** START Text passage **

FIRST PERSON - Alex Magno -

In the social sciences, everything remains a hunch until you crunch the numbers.

As a social science teacher, I am a walking bag of hunches — with little time and even less aptitude to deal with the numbers that might prove or disprove these hunches. To deal with that, I occasionally organize seminars in the graduate school where I throw out a lot of hunches and ask graduate students to deal with the numbers to prove or disprove them.

Last semester, I offered a graduate seminar on Policy and State Capacity. In plain English, the seminar might be called Biting Off More than We Could Chew. More lyrically, we could quote an old Persian saying as an alternative course title: The Road to Hell is Paved with Good Intentions.

What the seminar sought to accomplish was to demonstrate that quite a number of well-intentioned policies we adopted produced unintended calamities. This is because the policies did not adequately take into account the available state capacity to deliver the goals of a public policy.

Among the large number of policies we considered in this seminar concerns educational policy and the calamity this produced. I must credit my graduate student Hannah Frances C. Bodegon for working the numbers on this issue.

Here’s the hunch: the provision in the 1987 Constitution mandating free education to the secondary level resulted in stretching available state educational resources and therefore undermined educational quality.

Here are the numbers.

In 1986, when the Edsa Revolution happened, we had 808,099 students enrolled in public secondary schools. That was up from the 353,910 students in the public high schools a decade before that. This reflected the fantastic population growth rate we somehow sustained.

In 1988, after the provision in the Cory Constitution took effect, enrollment in public high schools spiked to 2,090,073! In only two years, the public educational system could have been properly refitted to deal with well over twice the number of students to be serviced.

In the Cory years, all the population management programs were basically scuttled. We will see the effect of that in the next paragraph.

By 2008, enrollment in public high schools had ballooned even further to 5,126,126! In two decades, the number of students to be serviced again more than doubled.

** END Text passage **
** START Material provided **

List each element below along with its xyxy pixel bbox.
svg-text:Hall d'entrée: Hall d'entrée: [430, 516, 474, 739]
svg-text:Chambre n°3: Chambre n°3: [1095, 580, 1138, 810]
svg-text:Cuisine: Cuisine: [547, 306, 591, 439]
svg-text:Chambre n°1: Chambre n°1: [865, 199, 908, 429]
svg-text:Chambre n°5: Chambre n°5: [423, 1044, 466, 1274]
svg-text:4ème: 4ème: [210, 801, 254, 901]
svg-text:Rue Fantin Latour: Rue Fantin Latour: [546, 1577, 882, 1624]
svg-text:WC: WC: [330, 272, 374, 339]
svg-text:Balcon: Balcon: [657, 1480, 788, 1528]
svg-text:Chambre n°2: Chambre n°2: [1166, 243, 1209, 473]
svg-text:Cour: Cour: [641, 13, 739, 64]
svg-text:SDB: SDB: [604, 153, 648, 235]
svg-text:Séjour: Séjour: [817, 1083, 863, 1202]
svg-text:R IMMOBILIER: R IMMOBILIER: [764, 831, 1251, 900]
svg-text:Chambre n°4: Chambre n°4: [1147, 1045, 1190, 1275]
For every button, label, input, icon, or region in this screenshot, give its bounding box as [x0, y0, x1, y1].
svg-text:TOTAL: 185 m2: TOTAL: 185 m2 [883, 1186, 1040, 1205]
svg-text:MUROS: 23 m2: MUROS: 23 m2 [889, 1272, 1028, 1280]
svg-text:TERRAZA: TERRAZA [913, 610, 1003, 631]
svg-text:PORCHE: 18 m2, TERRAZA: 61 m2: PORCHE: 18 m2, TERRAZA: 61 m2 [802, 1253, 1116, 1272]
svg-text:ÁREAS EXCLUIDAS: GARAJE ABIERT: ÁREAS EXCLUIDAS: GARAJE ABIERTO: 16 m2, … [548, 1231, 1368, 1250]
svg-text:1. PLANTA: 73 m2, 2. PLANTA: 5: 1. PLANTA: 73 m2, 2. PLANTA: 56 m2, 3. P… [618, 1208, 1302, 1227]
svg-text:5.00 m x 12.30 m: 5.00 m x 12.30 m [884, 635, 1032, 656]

** END Material provided **

— What to work on —
(a) According to the column on free secondary education, how many students were enrolled in public high schools in 1988?
(b) Please carry the column on free secondary education forward from its final sentence.

— Set of answers —
(a) 2,090,073 students.

(b)
The sharp 1988 spike in public secondary school enrollment pushed up the total number of primary and secondary students the state had to educate. In 1973, total primary and secondary school enrollment was 6,955,419. In 1988, this jumped to 11,227,084. By 2008, the number of students in the public primary and secondary schools stood at 17,430,333. Those numbers look even more dramatic on a graph.

Of course, the nominal budget for basic education increased consistently year on year. But if we use constant pesos to take inflation into account, the results will be dismaying. For her paper, Bodegon used year 2000 pesos as constant.

In 1973, the real budget (using Y2000 pesos) was 23,119,200,000 (against a nominal budget of 1,140,000,000). In 1988, the real educational budget declined to 3,207,540,000. In 2008, the real educational budget stood at 9,212,041,800.

Real educational spending per capita is derived by dividing the real budget by the number of students to be served. If we do the math, startling numbers appear.

In 1973, real educational spending per capita was 3,324. That might not seem like much, but see what happens when public enrollment spiked. In 1988, after free secondary education became the norm, education spending per capita fell to 286! After much fiscal hustling to throw in more money for education, by 2008 the real per capita education budget was 528.

The really bad news is that not all of that pathetic amount goes to classroom. A substantial portion goes to support the burgeoning educational bureaucracy. A significant portion of that princely sum is also lost to corruption.

To make the information even more painful, my student went on to convert spending per student to dollars and produced a bar graph comparing Philippine educational spending to countries like Denmark, Korea and the US. Another bar graph showed per pupil spending in the advanced countries showing the cost for tertiary education to be much higher than primary and secondary education. Compare the DepEd’s budget with CHED’s and you get the idea.

Set all these numbers against the backdrop of hooligans at PUP torching scarce educational resources because they refuse to pay more than P12 per unit of university education and the whole thing becomes even more troubling. On the basis of the numbers alone, our public educational system ought to be declared in a state of calamity.

The framers of the 1987 Constitution might have the best of intentions. But they should have worked out the financial details of the deal, the fiscal implications of obeying constitutional mandate and the impact on the education market. Free public secondary education elbowed out private educational institutions and, as a result, substituted facsimile education for quality education.

The final result of the absence of a proper fit between policy and state capacity is utter disaster. What happened to Philippine education will require decades to repair.

That is not the whole of the bad news. In many other areas of policy, such as health care and agricultural subsidies, the incoherence between policy and actual state capacity is just as glaring. The outcomes are just as tragic.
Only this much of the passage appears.